**EXERCISE BRIEF**
Each record is to be printed again precisely as it reads.

**Collection entries**
┌──

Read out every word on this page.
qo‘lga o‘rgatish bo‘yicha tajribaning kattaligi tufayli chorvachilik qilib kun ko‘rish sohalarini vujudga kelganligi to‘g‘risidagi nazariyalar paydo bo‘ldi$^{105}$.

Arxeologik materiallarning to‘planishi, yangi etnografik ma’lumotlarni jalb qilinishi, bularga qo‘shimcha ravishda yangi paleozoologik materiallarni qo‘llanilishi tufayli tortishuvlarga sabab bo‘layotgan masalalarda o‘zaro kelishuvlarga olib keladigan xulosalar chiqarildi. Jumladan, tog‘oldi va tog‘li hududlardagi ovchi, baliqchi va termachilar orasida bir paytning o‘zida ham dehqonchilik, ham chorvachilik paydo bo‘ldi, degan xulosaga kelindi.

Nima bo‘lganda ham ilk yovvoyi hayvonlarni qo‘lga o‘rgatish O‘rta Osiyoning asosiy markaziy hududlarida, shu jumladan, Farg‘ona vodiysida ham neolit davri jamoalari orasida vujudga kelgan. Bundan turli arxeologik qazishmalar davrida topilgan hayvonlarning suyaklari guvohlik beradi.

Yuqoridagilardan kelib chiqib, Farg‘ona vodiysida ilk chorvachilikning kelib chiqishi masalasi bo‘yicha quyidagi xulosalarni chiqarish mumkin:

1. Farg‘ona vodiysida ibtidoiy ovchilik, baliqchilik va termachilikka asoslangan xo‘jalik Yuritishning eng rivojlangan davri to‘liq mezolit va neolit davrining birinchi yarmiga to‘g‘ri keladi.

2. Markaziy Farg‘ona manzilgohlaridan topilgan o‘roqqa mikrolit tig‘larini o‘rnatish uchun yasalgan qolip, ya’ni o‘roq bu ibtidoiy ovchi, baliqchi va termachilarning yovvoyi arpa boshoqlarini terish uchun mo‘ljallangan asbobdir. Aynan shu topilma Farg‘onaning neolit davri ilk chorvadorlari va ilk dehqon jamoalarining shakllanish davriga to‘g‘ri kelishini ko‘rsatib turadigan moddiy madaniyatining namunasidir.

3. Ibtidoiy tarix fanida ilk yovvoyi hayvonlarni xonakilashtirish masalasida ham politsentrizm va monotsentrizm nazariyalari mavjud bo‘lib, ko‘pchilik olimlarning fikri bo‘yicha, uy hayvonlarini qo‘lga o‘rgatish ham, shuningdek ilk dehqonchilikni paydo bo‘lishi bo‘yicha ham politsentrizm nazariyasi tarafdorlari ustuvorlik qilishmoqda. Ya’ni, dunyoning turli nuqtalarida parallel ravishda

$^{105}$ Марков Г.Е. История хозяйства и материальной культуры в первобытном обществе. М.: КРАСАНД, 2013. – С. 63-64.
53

└──

**WORKED SOLUTION**
Read out every word on this page.
qo‘lga o‘rgatish bo‘yicha tajribaning kattaligi tufayli chorvachilik qilib kun ko‘rish sohalarini vujudga kelganligi to‘g‘risidagi nazariyalar paydo bo‘ldi$^{105}$.

Arxeologik materiallarning to‘planishi, yangi etnografik ma’lumotlarni jalb qilinishi, bularga qo‘shimcha ravishda yangi paleozoologik materiallarni qo‘llanilishi tufayli tortishuvlarga sabab bo‘layotgan masalalarda o‘zaro kelishuvlarga olib keladigan xulosalar chiqarildi. Jumladan, tog‘oldi va tog‘li hududlardagi ovchi, baliqchi va termachilar orasida bir paytning o‘zida ham dehqonchilik, ham chorvachilik paydo bo‘ldi, degan xulosaga kelindi.

Nima bo‘lganda ham ilk yovvoyi hayvonlarni qo‘lga o‘rgatish O‘rta Osiyoning asosiy markaziy hududlarida, shu jumladan, Farg‘ona vodiysida ham neolit davri jamoalari orasida vujudga kelgan. Bundan turli arxeologik qazishmalar davrida topilgan hayvonlarning suyaklari guvohlik beradi.

Yuqoridagilardan kelib chiqib, Farg‘ona vodiysida ilk chorvachilikning kelib chiqishi masalasi bo‘yicha quyidagi xulosalarni chiqarish mumkin:

1. Farg‘ona vodiysida ibtidoiy ovchilik, baliqchilik va termachilikka asoslangan xo‘jalik Yuritishning eng rivojlangan davri to‘liq mezolit va neolit davrining birinchi yarmiga to‘g‘ri keladi.

2. Markaziy Farg‘ona manzilgohlaridan topilgan o‘roqqa mikrolit tig‘larini o‘rnatish uchun yasalgan qolip, ya’ni o‘roq bu ibtidoiy ovchi, baliqchi va termachilarning yovvoyi arpa boshoqlarini terish uchun mo‘ljallangan asbobdir. Aynan shu topilma Farg‘onaning neolit davri ilk chorvadorlari va ilk dehqon jamoalarining shakllanish davriga to‘g‘ri kelishini ko‘rsatib turadigan moddiy madaniyatining namunasidir.

3. Ibtidoiy tarix fanida ilk yovvoyi hayvonlarni xonakilashtirish masalasida ham politsentrizm va monotsentrizm nazariyalari mavjud bo‘lib, ko‘pchilik olimlarning fikri bo‘yicha, uy hayvonlarini qo‘lga o‘rgatish ham, shuningdek ilk dehqonchilikni paydo bo‘lishi bo‘yicha ham politsentrizm nazariyasi tarafdorlari ustuvorlik qilishmoqda. Ya’ni, dunyoning turli nuqtalarida parallel ravishda

$^{105}$ Марков Г.Е. История хозяйства и материальной культуры в первобытном обществе. М.: КРАСАНД, 2013. – С. 63-64.
53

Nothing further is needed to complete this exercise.